== Data lines ==
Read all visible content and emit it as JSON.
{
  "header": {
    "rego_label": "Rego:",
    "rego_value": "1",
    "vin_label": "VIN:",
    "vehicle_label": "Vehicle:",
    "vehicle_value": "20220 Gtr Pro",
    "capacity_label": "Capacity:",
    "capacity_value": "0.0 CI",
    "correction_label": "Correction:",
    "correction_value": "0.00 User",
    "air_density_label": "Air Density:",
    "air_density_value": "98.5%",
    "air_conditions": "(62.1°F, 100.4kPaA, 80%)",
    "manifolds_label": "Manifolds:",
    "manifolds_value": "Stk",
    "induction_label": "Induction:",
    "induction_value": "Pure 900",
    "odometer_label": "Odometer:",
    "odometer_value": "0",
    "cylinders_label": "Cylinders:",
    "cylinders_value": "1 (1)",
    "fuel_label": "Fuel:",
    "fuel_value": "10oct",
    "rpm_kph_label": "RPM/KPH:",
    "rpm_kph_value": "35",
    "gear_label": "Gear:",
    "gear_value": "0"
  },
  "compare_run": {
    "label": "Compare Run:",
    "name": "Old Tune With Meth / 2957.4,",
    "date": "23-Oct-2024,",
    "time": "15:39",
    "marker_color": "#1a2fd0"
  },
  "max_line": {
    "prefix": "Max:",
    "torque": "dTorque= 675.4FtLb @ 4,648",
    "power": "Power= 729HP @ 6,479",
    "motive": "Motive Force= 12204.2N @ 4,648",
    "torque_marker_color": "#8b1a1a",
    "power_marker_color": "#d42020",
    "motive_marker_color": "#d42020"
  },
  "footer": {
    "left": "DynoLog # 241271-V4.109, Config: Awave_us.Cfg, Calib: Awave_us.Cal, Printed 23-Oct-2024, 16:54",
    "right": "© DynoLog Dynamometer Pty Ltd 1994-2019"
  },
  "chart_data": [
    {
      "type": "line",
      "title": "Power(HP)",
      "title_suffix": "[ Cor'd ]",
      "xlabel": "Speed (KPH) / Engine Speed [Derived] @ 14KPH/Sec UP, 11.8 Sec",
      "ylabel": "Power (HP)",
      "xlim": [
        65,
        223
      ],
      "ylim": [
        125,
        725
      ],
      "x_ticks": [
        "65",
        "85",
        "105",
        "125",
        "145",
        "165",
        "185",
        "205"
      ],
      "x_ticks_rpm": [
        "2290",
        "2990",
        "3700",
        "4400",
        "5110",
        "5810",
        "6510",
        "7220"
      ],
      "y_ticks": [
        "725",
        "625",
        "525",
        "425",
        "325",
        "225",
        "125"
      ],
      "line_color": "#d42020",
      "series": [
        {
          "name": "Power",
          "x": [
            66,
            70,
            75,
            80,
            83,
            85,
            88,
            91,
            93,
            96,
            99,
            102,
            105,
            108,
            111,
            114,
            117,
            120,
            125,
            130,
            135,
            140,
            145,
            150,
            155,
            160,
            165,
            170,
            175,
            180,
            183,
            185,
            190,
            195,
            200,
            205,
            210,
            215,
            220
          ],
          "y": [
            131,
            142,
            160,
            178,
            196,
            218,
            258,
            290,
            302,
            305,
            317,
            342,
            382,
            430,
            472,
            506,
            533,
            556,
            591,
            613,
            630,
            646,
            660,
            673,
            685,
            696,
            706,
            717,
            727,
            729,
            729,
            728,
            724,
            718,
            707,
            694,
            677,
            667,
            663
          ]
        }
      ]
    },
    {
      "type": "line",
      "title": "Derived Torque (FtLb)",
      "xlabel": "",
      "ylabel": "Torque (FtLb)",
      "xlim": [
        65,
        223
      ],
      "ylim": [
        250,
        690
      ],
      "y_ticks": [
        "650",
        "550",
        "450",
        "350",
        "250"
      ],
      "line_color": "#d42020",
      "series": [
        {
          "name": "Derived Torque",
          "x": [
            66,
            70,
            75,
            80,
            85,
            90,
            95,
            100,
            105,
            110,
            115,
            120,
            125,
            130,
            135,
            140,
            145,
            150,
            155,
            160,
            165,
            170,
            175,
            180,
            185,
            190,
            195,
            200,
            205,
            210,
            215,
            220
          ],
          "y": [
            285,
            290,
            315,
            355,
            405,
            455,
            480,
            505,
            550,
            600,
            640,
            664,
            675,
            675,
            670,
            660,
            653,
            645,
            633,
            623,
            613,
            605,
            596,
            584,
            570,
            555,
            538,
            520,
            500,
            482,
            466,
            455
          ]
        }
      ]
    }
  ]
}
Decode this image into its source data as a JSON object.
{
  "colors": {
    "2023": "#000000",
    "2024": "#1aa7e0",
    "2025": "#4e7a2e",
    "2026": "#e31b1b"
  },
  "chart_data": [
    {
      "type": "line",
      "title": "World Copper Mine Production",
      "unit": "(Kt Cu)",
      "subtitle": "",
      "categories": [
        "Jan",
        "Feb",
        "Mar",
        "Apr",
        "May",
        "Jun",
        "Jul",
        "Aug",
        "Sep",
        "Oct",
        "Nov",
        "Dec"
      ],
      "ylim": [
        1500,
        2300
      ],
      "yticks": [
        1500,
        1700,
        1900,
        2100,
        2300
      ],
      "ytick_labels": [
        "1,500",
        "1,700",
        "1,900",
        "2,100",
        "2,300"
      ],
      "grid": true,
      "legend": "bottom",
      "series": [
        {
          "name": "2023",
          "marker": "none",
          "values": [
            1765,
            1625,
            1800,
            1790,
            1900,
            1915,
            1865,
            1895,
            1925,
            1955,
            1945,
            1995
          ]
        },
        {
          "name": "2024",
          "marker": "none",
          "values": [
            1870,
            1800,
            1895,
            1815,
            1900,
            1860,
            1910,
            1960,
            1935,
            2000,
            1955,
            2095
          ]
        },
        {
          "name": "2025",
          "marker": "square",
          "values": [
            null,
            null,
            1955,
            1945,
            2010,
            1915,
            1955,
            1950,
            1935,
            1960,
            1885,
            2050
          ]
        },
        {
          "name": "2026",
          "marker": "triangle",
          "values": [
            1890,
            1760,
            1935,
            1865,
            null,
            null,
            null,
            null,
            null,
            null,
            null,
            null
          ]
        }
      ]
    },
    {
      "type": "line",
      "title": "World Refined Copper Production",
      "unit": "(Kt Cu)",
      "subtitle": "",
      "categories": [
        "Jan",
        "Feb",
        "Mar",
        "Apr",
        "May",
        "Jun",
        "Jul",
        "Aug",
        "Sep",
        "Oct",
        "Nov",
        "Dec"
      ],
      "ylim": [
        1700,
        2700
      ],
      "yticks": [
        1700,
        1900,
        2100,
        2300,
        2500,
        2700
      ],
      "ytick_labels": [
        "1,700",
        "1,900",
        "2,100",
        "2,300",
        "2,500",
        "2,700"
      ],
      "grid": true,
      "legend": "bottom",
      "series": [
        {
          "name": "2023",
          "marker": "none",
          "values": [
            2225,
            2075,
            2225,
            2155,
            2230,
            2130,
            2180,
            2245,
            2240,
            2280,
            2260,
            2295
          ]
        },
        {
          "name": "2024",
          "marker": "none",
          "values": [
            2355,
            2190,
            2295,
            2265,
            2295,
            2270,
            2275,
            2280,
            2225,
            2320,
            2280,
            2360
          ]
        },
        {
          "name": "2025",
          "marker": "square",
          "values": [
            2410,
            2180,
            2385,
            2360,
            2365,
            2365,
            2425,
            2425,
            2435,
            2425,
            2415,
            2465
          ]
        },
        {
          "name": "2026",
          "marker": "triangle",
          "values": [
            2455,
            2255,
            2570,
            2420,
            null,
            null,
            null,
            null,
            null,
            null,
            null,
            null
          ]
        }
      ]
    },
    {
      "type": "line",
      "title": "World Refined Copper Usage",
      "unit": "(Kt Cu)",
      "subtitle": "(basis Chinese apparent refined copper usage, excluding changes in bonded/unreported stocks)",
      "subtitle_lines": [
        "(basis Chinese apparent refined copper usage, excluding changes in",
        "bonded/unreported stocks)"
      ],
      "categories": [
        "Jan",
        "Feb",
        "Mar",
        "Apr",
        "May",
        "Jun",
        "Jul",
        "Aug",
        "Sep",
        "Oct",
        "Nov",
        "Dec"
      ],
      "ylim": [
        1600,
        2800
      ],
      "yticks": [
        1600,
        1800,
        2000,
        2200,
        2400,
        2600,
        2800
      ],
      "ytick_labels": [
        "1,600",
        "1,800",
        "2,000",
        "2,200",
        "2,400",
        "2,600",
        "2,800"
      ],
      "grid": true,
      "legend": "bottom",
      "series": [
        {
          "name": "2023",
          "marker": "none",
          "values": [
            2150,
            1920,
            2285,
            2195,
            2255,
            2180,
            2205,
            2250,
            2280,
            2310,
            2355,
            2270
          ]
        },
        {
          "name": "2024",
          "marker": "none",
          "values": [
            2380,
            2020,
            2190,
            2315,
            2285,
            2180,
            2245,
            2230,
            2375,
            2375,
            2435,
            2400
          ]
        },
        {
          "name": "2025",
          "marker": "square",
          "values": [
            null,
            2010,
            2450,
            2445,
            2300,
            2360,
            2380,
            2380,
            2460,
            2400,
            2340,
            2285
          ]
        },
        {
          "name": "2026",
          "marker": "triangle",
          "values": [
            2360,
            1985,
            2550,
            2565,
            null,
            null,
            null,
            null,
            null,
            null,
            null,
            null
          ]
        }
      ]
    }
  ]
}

== Instructions for the task ==
From the data, list each line in which the string "World" appears.

== Exercise solution ==
      "title": "World Copper Mine Production",
      "title": "World Refined Copper Production",
      "title": "World Refined Copper Usage",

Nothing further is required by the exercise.